Aim – Look through the material below. Copy every line with the string "votes" in it.

— begin Supplied data —

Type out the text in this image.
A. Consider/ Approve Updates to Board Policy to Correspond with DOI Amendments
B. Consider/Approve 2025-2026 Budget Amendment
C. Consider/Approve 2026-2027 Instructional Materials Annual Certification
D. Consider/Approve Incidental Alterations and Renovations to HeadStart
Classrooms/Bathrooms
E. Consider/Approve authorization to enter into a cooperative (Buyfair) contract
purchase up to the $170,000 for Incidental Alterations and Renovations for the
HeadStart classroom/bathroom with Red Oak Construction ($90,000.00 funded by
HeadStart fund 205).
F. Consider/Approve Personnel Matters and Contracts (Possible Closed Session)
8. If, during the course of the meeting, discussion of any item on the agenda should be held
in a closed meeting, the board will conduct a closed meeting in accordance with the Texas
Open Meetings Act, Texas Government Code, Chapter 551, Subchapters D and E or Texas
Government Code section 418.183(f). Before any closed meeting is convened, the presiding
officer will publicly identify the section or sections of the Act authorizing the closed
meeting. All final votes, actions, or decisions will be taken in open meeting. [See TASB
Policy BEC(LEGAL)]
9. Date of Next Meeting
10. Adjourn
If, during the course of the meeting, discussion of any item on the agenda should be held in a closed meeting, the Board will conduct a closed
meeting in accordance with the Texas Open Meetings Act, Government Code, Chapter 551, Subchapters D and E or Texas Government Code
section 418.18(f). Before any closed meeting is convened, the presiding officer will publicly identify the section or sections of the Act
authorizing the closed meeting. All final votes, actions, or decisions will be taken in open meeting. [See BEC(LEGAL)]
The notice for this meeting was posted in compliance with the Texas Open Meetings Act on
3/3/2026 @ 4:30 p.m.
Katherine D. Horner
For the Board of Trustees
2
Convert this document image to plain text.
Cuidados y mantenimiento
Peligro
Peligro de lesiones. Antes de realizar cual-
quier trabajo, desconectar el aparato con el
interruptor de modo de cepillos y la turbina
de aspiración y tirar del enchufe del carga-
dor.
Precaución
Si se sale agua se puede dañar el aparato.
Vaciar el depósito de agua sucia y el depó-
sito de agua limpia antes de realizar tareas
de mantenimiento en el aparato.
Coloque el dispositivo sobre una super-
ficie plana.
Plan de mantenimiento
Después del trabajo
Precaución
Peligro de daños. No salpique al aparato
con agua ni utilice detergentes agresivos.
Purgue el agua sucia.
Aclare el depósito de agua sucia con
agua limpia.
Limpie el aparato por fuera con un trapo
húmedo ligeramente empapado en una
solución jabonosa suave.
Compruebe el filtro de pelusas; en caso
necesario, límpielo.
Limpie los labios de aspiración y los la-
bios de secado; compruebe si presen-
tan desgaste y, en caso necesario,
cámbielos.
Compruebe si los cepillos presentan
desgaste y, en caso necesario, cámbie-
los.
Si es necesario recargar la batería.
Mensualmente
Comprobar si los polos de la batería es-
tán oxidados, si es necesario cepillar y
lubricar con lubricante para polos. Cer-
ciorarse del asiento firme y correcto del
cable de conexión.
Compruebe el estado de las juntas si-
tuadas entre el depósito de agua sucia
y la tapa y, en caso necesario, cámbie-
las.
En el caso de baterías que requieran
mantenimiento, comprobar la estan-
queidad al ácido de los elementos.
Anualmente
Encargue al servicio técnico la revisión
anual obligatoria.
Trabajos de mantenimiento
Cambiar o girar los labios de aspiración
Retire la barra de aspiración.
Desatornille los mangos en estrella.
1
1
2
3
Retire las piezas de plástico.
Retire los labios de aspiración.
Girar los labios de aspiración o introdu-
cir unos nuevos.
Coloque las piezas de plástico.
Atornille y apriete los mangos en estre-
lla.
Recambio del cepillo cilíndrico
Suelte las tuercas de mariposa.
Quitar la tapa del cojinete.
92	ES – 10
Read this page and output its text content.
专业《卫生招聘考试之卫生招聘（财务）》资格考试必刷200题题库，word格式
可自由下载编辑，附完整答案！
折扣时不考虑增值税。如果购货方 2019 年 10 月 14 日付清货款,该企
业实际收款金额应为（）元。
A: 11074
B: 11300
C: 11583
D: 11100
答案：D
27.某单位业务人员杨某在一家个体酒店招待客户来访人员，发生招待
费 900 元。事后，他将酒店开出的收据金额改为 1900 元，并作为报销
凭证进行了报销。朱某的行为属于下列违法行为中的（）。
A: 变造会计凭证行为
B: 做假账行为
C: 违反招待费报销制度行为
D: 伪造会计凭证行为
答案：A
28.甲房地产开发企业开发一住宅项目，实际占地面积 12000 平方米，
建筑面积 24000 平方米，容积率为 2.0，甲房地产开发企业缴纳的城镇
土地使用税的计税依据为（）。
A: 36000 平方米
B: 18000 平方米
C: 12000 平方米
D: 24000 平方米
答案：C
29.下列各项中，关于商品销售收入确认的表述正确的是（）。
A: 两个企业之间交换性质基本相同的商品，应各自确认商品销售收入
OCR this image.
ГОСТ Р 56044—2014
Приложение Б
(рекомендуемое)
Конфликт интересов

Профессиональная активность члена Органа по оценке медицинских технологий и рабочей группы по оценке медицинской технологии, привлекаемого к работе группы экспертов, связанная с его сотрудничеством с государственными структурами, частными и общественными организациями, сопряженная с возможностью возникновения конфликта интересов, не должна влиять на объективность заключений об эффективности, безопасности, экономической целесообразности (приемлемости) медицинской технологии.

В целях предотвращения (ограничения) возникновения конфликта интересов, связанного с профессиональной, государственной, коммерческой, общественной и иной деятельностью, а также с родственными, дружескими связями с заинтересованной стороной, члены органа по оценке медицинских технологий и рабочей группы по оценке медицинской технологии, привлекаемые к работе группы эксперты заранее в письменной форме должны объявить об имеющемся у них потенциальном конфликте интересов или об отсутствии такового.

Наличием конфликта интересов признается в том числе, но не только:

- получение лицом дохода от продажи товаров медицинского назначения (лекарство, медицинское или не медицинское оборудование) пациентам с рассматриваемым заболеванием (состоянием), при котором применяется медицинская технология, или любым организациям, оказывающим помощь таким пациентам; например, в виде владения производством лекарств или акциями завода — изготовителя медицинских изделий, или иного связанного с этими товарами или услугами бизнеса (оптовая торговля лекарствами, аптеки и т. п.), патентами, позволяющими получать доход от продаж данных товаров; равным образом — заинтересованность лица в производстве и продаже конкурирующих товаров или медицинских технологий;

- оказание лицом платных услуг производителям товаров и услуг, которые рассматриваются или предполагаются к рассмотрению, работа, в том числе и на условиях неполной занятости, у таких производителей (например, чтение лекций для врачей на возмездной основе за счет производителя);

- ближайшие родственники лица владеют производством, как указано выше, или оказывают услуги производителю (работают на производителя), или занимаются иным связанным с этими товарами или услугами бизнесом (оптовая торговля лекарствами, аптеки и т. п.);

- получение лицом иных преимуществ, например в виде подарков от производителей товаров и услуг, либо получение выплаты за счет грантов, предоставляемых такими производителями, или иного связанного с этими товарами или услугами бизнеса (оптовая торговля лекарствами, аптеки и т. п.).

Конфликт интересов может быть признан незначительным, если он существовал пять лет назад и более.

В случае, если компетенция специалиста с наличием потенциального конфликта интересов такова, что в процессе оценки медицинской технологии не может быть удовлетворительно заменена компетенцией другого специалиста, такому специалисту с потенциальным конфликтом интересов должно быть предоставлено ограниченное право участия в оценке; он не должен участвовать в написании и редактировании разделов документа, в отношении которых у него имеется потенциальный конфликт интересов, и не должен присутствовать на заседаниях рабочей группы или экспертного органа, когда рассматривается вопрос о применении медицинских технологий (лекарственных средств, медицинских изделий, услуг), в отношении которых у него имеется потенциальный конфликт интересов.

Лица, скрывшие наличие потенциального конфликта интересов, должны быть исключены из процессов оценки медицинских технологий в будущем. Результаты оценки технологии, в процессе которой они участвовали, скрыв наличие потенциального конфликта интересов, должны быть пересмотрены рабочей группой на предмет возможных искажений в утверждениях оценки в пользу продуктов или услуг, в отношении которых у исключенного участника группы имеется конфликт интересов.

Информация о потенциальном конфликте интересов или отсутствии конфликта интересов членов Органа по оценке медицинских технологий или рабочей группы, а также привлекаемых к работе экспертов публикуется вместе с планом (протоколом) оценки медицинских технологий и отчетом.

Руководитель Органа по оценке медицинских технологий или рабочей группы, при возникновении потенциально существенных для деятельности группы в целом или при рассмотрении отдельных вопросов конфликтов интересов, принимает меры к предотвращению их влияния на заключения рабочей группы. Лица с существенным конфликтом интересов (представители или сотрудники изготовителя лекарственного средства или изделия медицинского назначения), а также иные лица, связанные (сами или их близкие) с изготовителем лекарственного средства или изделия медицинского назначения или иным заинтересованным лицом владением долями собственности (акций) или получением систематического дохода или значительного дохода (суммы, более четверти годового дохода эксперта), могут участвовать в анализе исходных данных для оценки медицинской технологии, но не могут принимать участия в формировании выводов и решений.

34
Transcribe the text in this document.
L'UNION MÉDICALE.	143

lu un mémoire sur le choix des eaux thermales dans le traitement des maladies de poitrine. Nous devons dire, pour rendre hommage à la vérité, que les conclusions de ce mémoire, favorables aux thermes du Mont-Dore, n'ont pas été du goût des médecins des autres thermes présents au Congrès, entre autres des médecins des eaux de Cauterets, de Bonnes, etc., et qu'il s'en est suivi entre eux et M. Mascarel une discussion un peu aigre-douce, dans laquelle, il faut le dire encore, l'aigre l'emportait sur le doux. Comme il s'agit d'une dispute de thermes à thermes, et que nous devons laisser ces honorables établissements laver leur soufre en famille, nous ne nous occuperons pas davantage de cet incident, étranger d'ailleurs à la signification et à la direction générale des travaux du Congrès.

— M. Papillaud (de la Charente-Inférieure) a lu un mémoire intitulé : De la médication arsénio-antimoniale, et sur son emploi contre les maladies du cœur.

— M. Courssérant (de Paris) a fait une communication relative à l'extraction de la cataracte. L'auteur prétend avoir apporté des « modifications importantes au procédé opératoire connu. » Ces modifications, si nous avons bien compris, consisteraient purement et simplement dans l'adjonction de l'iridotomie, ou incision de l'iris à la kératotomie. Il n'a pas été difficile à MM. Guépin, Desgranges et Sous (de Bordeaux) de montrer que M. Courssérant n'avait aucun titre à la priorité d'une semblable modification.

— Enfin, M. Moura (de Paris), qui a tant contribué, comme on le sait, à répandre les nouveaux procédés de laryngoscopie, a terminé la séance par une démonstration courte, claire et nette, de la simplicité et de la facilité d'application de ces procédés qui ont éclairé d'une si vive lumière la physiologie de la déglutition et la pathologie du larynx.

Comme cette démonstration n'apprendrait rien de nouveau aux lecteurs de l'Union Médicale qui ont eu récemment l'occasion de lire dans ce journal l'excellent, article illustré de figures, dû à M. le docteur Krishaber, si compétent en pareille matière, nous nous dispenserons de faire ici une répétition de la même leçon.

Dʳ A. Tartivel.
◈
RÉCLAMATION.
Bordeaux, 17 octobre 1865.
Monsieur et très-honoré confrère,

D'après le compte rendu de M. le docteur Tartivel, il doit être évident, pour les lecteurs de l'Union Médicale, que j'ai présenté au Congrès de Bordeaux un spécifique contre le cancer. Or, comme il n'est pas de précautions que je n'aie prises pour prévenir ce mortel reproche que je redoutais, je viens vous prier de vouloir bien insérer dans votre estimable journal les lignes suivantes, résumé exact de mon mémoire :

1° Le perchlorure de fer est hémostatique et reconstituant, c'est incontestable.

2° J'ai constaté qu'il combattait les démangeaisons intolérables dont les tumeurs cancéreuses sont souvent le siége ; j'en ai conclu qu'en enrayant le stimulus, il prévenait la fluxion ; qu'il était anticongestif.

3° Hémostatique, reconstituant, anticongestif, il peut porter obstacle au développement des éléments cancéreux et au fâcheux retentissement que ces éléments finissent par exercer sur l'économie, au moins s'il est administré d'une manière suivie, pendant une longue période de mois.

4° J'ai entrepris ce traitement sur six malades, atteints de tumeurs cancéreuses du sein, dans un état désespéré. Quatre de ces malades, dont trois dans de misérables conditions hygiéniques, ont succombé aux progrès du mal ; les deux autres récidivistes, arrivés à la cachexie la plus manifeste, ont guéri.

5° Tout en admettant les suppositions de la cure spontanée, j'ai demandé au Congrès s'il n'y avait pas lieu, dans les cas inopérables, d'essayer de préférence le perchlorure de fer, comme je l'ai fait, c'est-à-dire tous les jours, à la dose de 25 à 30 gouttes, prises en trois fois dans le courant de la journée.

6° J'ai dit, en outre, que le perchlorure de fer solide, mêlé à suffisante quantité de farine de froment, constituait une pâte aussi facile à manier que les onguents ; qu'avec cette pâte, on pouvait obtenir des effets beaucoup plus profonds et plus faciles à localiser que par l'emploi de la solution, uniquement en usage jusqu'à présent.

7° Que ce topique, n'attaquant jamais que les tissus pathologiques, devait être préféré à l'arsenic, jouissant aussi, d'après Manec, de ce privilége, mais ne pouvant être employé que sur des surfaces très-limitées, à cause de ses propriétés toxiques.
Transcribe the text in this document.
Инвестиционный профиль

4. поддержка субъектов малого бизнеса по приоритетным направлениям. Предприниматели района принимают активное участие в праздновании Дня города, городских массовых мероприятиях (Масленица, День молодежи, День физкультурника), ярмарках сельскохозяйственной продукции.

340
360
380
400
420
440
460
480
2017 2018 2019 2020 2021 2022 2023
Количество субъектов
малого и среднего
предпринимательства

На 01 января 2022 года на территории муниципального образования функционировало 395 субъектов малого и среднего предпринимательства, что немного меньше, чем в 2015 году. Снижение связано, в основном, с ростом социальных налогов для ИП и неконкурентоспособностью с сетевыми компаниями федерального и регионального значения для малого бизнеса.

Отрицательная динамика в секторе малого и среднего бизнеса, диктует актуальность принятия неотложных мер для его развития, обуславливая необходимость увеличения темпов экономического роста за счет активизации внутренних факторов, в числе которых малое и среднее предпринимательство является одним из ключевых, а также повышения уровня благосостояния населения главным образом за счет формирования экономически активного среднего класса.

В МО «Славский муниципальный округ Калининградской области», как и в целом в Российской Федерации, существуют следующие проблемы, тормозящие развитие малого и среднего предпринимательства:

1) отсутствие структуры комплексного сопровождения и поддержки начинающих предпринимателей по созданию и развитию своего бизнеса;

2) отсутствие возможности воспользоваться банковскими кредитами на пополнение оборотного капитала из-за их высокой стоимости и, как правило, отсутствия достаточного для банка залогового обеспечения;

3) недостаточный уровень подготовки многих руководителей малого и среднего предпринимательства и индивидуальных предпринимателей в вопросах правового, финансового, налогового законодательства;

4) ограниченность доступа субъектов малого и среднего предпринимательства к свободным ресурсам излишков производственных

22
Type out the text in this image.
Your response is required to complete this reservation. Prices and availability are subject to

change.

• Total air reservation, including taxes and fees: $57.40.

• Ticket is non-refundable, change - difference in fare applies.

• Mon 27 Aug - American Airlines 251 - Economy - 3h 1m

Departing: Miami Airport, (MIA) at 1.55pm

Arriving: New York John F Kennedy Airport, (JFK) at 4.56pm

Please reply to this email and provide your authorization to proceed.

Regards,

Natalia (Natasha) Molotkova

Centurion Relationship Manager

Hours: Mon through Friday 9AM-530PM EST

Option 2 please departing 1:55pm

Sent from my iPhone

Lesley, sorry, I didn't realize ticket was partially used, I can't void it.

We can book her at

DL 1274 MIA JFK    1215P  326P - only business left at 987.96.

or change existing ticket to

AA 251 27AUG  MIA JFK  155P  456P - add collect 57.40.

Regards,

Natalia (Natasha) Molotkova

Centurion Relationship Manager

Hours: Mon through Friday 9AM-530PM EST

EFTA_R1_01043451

— end Supplied data —

Worked answer –
meeting. All final votes, actions, or decisions will be taken in open meeting. [See TASB
authorizing the closed meeting. All final votes, actions, or decisions will be taken in open meeting. [See BEC(LEGAL)]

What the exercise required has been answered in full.